Work required:
Give the count of lines in the data that include "UPDATE", with no other words.

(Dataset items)
_ _ _ _
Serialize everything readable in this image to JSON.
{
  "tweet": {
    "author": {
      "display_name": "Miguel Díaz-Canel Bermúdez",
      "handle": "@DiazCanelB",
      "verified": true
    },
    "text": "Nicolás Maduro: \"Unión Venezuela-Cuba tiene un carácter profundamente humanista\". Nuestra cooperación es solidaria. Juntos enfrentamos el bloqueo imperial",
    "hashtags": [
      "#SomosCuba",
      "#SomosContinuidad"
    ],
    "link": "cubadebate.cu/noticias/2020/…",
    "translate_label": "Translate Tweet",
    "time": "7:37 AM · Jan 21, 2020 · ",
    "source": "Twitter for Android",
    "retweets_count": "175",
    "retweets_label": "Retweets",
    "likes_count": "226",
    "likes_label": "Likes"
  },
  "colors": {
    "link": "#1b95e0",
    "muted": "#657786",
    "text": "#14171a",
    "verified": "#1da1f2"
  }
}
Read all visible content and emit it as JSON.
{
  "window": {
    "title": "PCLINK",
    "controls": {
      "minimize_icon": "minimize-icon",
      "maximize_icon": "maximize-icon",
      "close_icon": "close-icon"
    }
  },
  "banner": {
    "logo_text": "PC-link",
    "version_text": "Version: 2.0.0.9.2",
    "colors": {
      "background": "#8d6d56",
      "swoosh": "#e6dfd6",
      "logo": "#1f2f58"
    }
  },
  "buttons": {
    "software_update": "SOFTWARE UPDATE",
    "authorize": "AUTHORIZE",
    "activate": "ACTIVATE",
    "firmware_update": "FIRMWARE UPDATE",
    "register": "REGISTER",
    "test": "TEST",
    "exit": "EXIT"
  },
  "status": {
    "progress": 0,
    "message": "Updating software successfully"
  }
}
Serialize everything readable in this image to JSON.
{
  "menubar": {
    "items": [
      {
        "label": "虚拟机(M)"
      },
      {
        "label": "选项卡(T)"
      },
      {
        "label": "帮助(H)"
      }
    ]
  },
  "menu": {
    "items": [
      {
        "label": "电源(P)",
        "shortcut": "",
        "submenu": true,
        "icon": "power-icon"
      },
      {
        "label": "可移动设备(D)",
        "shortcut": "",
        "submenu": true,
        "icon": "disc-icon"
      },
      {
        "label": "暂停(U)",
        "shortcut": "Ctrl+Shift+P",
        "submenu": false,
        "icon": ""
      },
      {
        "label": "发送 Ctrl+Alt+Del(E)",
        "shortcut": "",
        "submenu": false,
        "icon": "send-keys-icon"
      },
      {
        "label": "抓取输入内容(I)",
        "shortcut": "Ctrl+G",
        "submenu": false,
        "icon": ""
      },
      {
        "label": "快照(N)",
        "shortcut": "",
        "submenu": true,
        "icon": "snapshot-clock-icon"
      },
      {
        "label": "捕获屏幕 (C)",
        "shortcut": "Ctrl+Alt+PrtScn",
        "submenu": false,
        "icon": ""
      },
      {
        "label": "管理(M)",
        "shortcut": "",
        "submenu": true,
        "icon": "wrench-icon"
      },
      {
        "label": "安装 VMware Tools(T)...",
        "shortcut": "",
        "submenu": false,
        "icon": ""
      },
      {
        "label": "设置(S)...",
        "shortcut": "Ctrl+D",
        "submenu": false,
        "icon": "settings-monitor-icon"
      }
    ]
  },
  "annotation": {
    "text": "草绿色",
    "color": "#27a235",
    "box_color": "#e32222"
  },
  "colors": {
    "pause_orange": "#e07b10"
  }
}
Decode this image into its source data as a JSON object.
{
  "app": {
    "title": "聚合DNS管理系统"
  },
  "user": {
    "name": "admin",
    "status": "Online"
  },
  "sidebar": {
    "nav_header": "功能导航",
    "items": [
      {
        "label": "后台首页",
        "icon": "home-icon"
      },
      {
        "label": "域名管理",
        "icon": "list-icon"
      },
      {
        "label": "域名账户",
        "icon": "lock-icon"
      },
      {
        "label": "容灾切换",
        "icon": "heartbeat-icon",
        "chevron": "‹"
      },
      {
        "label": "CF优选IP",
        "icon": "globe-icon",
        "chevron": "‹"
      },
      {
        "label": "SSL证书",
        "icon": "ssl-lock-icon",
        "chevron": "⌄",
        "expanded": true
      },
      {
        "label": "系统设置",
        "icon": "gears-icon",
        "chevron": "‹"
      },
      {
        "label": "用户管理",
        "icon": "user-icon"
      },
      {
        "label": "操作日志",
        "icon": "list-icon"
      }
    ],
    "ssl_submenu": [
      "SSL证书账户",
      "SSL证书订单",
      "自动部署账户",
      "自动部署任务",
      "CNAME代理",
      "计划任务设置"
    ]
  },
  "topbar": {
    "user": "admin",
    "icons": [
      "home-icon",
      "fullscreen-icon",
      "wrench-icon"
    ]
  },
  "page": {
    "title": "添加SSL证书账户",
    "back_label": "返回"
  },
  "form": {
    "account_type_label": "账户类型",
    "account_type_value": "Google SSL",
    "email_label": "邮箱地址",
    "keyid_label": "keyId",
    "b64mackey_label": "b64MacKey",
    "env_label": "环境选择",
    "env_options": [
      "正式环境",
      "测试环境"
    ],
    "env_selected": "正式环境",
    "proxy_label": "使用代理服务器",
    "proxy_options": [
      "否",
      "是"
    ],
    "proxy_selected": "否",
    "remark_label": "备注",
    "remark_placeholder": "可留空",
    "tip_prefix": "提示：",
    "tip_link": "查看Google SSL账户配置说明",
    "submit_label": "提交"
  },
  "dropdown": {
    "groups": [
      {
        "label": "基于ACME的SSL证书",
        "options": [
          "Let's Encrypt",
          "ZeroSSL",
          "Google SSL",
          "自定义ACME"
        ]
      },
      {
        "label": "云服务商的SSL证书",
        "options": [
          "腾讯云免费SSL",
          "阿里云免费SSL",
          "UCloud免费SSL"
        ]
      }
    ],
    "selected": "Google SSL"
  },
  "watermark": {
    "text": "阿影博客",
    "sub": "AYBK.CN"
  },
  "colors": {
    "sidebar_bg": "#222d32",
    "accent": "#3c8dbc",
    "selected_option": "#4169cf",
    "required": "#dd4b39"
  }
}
_ _ _ _
Task output:
2